What the task requires: Replace "alarm-icon" with "clock-icon" in the records, from the first line through the line with "post-caption-text: كيكة الشوكولا". Write out only those lines, with nothing else changed.

Region and label listings:

• • •

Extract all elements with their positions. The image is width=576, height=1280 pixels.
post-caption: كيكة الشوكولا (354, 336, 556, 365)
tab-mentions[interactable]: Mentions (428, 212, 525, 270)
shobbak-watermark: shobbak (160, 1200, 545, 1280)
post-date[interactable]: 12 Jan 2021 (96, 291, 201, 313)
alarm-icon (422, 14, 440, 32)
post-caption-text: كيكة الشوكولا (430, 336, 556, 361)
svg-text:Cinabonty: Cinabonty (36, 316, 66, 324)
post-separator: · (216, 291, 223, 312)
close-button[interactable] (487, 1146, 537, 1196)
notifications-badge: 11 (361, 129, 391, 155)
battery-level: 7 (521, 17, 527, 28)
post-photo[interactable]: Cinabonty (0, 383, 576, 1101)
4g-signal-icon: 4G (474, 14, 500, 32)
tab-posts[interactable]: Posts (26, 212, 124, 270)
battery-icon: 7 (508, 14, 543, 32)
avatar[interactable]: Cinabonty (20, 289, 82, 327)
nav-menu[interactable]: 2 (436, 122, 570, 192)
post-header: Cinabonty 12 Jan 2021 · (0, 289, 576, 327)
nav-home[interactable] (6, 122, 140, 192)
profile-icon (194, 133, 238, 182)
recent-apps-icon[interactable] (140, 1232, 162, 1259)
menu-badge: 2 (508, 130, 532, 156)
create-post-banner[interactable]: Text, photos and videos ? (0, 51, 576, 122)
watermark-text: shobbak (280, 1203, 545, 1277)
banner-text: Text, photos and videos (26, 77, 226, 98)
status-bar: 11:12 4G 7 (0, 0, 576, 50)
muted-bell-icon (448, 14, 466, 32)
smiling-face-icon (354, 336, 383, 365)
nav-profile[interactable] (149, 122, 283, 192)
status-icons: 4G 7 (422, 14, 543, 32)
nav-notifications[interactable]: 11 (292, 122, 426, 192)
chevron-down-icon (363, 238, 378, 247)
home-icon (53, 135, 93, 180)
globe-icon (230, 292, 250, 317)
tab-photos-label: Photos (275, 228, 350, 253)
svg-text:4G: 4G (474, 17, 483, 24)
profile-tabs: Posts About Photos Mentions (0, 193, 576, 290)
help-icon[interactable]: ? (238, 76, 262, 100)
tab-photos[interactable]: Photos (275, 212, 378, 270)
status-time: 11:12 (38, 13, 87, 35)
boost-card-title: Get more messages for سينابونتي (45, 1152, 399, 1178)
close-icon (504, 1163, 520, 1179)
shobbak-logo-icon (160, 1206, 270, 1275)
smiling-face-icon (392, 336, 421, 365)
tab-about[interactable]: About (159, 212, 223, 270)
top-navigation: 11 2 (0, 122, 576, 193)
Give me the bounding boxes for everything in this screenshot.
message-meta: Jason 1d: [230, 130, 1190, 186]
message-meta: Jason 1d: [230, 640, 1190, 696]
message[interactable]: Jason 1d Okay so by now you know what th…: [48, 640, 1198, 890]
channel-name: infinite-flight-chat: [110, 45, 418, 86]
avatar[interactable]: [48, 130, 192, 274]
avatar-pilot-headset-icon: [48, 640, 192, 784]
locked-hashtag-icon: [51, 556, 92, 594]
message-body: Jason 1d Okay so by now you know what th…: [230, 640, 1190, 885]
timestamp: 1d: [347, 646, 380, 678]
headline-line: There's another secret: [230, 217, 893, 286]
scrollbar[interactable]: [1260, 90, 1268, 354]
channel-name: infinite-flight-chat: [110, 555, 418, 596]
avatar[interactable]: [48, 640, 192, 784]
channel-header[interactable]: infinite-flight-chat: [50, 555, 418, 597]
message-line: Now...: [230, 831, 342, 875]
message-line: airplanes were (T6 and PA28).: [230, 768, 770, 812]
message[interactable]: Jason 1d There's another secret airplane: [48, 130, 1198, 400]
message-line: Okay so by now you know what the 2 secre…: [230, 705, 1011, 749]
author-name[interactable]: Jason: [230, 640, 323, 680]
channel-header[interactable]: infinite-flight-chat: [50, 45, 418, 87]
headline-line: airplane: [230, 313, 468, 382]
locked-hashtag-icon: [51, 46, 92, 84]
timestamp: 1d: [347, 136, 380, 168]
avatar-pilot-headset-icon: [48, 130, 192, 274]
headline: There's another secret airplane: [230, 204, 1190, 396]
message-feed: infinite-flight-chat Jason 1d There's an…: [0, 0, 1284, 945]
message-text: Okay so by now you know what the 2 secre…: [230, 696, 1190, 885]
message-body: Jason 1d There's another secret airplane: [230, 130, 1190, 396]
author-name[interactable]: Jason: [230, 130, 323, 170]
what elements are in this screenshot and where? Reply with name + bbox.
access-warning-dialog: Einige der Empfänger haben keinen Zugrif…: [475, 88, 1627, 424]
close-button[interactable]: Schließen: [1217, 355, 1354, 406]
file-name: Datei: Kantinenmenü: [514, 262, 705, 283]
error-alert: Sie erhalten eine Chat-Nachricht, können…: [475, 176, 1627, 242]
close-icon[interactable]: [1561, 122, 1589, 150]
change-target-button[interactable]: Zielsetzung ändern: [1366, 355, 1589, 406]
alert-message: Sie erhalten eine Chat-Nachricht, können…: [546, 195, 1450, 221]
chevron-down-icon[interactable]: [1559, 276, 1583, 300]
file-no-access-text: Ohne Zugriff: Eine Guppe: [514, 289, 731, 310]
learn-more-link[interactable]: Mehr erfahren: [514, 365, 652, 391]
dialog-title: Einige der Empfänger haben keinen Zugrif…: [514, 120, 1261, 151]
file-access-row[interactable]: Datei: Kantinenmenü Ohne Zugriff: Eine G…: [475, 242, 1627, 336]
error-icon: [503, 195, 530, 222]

• • •

Exercise response:
Extract all elements with their positions. The image is width=576, height=1280 pixels.
post-caption: كيكة الشوكولا (354, 336, 556, 365)
tab-mentions[interactable]: Mentions (428, 212, 525, 270)
shobbak-watermark: shobbak (160, 1200, 545, 1280)
post-date[interactable]: 12 Jan 2021 (96, 291, 201, 313)
clock-icon (422, 14, 440, 32)
post-caption-text: كيكة الشوكولا (430, 336, 556, 361)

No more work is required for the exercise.